Stored entries

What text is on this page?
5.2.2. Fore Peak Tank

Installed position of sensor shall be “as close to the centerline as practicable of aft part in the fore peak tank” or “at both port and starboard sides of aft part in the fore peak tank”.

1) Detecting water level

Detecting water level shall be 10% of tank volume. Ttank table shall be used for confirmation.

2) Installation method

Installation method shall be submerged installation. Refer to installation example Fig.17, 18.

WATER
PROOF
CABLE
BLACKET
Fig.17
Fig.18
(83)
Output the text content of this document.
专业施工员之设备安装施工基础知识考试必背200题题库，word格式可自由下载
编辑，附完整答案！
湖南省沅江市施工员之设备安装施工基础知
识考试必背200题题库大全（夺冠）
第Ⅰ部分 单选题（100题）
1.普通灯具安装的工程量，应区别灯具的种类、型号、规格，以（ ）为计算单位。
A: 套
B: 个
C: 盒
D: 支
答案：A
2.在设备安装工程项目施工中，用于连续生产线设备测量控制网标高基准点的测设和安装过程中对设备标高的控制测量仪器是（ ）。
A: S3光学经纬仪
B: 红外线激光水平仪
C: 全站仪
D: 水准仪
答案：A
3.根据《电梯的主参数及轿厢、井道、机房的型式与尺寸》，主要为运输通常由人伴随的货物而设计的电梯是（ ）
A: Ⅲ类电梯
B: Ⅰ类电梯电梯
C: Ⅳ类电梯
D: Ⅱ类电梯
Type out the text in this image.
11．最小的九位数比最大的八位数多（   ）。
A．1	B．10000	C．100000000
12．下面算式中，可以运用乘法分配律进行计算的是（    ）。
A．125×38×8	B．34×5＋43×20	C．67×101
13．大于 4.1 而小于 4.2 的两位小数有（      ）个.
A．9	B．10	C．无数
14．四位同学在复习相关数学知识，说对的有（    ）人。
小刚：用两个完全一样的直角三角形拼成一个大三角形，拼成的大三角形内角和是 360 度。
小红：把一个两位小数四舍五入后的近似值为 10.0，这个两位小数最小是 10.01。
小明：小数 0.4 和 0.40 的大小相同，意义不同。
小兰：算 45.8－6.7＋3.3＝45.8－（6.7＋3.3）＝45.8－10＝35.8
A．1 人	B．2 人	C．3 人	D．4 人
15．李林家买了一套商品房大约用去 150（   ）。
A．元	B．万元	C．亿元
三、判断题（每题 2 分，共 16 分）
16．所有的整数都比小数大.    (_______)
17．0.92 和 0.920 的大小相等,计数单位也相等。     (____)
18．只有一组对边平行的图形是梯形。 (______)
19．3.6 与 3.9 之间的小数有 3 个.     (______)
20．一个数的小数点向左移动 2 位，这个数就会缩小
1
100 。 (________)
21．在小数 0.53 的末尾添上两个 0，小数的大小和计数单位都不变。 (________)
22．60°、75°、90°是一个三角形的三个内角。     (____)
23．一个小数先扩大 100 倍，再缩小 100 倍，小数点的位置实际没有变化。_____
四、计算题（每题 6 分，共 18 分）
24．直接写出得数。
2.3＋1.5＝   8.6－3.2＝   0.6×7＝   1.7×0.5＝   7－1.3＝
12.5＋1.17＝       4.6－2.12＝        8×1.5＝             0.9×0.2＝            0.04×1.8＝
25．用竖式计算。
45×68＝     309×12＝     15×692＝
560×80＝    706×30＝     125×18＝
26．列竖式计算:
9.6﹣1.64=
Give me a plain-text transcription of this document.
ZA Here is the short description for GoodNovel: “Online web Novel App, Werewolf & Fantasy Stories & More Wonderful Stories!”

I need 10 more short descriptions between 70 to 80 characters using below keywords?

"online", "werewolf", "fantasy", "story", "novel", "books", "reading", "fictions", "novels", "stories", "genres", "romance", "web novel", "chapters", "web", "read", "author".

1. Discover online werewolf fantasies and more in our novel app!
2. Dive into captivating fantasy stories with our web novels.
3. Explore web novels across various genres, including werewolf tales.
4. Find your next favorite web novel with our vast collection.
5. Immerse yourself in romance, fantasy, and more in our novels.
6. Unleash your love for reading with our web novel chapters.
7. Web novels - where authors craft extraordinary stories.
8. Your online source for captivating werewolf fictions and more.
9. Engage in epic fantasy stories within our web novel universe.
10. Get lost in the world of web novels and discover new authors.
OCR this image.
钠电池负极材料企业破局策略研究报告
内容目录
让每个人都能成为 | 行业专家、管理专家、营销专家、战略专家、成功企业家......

### Stated exercise
Within the data above, pick out all lines holding the word "chapters".

### Answer to the problem
"online", "werewolf", "fantasy", "story", "novel", "books", "reading", "fictions", "novels", "stories", "genres", "romance", "web novel", "chapters", "web", "read", "author".
6. Unleash your love for reading with our web novel chapters.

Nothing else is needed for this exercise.